# [PROVIDED PASSAGE]
--- start ---

The fuselage had an oval cross-section and housed, in most examples, a Junkers Jumo 211 water-cooled inverted V-12 engine. The cockpit was protected from the engine by a firewall ahead of the wing centre section where the fuel tanks were located. At the rear of the cockpit, the bulkhead was covered by a canvas cover which could be breached by the crew in an emergency, enabling them to escape into the main fuselage. The canopy was split into two sections and joined by a strong welded steel frame. The canopy itself was made of Plexiglas and each compartment had its own "sliding hood" for the two crew members.
The engine was mounted on two main support frames that were supported by two tubular struts. The frame structure was triangulated and emanated from the fuselage. The main frames were bolted onto the engine's top quarter. In turn, the frames were attached to the firewall by universal joints. The firewall itself was constructed from asbestos mesh with dural sheets on both sides. All conduits passing through had to be arranged so that no harmful gases could penetrate the cockpit.
The fuel system comprised two fuel tanks between the main (forward) and rear spars of the (inner) anhedral wing section of the port and starboard wings, each with 240-litre (63 US gal) capacity. The tanks also had a predetermined limit which, if passed, would warn the pilot via a red warning light in the cockpit. The fuel was injected via a pump from the tanks to the engine. Should this shut down, it could be pumped manually using a hand-pump on the fuel cock armature.The powerplant was cooled by a 10-litre , ring-shaped aluminium water container situated between the propeller and engine. A further container of 20-litre was positioned under the engine.

--- end ---

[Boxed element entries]
--- start ---

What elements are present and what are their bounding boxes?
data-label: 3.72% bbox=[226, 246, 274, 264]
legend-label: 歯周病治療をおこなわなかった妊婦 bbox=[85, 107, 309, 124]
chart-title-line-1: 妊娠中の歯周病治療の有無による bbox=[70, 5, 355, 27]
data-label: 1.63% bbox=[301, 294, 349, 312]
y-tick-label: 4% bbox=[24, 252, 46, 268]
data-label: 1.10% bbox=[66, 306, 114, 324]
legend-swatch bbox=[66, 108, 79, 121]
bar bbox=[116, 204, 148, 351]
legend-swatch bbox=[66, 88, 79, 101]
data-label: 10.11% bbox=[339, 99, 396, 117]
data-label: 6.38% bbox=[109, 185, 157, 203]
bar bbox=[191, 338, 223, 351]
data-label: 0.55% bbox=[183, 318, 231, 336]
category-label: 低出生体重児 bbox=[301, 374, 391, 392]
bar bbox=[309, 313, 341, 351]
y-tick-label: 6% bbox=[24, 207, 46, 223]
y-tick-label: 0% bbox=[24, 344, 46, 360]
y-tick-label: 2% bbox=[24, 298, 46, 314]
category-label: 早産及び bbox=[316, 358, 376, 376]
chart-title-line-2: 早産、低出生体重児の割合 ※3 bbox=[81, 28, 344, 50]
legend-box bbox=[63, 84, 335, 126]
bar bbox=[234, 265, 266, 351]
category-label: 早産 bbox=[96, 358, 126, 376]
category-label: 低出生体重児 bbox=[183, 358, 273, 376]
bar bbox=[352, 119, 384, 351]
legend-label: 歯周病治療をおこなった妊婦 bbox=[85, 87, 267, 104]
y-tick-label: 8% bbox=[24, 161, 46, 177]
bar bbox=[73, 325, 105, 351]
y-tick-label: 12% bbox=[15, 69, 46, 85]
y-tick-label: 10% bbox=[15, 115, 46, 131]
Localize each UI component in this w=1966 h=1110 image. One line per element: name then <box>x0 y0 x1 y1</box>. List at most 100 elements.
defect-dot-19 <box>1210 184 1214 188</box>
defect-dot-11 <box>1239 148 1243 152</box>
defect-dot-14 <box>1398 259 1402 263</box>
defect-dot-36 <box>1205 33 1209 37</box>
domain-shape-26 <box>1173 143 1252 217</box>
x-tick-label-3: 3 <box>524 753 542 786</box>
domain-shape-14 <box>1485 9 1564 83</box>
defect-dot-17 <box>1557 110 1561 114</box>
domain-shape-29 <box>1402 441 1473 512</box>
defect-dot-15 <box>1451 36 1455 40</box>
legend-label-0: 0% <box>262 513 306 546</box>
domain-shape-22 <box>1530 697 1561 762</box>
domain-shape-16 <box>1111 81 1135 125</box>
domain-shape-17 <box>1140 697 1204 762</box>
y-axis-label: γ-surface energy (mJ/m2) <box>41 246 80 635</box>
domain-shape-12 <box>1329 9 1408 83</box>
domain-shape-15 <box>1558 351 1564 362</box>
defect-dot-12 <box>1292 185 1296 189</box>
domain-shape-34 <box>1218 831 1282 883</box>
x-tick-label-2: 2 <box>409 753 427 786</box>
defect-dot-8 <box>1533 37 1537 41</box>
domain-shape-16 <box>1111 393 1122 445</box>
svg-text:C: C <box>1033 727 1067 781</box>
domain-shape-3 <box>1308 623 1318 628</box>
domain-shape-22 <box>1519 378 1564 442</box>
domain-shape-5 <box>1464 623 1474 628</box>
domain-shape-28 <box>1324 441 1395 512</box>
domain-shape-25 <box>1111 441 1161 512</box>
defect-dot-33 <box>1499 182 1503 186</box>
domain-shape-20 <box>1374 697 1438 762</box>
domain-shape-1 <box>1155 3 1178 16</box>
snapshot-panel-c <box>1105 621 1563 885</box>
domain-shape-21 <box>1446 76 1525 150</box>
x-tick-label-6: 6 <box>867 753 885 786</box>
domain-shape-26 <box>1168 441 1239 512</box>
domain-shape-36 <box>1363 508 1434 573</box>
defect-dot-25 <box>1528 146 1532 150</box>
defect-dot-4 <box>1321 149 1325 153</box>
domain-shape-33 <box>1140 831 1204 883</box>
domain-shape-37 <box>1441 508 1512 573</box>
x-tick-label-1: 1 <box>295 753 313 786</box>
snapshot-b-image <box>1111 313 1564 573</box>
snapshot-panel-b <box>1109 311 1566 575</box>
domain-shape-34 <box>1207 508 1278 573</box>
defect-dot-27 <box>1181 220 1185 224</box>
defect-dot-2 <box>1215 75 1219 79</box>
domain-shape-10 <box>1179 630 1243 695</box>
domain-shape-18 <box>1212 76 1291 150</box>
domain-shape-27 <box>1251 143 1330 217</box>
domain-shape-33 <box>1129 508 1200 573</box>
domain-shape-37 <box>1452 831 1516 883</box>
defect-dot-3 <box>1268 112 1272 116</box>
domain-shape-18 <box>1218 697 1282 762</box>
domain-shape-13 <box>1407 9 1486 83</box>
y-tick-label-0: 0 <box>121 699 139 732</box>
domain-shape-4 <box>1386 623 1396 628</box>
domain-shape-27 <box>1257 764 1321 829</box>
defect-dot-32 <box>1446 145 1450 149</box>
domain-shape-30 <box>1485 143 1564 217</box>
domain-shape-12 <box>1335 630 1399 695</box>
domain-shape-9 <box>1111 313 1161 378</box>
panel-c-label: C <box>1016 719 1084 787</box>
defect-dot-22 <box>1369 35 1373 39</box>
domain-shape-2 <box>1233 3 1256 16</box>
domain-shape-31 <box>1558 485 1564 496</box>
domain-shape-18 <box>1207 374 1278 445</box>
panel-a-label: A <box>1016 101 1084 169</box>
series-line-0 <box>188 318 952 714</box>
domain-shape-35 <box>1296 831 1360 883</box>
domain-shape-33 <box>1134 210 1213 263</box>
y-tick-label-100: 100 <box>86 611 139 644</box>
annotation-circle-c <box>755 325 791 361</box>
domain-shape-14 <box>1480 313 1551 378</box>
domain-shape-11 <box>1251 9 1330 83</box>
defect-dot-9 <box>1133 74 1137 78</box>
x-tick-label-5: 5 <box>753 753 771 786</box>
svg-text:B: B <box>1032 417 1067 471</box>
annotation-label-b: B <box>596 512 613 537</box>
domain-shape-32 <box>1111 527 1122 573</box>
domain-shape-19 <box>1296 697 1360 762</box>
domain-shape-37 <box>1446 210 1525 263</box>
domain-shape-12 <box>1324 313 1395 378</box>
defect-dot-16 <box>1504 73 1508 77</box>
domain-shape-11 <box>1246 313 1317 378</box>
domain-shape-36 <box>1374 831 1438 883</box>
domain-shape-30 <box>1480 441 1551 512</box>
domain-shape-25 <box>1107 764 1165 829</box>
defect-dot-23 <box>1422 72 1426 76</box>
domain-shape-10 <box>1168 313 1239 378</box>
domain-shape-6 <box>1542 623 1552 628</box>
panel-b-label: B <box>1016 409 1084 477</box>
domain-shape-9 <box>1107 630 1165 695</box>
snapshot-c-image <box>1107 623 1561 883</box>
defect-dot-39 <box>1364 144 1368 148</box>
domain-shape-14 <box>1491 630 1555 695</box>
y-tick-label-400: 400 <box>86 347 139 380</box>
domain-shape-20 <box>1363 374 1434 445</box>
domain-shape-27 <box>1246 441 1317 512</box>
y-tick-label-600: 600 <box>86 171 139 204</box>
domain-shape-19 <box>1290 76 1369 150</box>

--- end ---

# [EXERCISES]
**a)** List every liquid capacity given in the aircraft design passage, along with what each one belongs to.
**b)** Please write the next part of the aircraft design passage, starting after its final sentence.

# [EXPECTED OUTPUTS]
**a)**
- 240 liters (63 US gal): each of the two fuel tanks, one in the port wing and one in the starboard wing
- 10 liters: the ring-shaped aluminum water container between the propeller and engine
- 20 liters: the further container under the engine

**b)**
The control surfaces operated in much the same way as other aircraft, with the exception of the innovative automatic pull-out system. Releasing the bomb initiated the pull-out, or automatic recovery and climb, upon the deflection of the dive brakes. The pilot could override the system by exerting significant force on the control column and taking manual control.
The wing was the most unusual feature. It consisted of a single centre section and two outer sections, each installed using four universal joints. The centre section had a large negative dihedral (anhedral) and the outer surfaces a positive dihedral. This created the inverted gull, or "cranked", wing pattern along the leading edge. The shape of the wing improved the pilot's ground visibility and also allowed a shorter undercarriage height. The centre section protruded by only 1 m on either side.
The offensive armament was two 7.92 mm MG 17 machine guns fitted one in each wing outboard of undercarriage, operated by a mechanical pneumatics system from the pilot's control column. The rear gunner/radio operator operated one 7.92 mm MG 15 machine gun for defensive purposes.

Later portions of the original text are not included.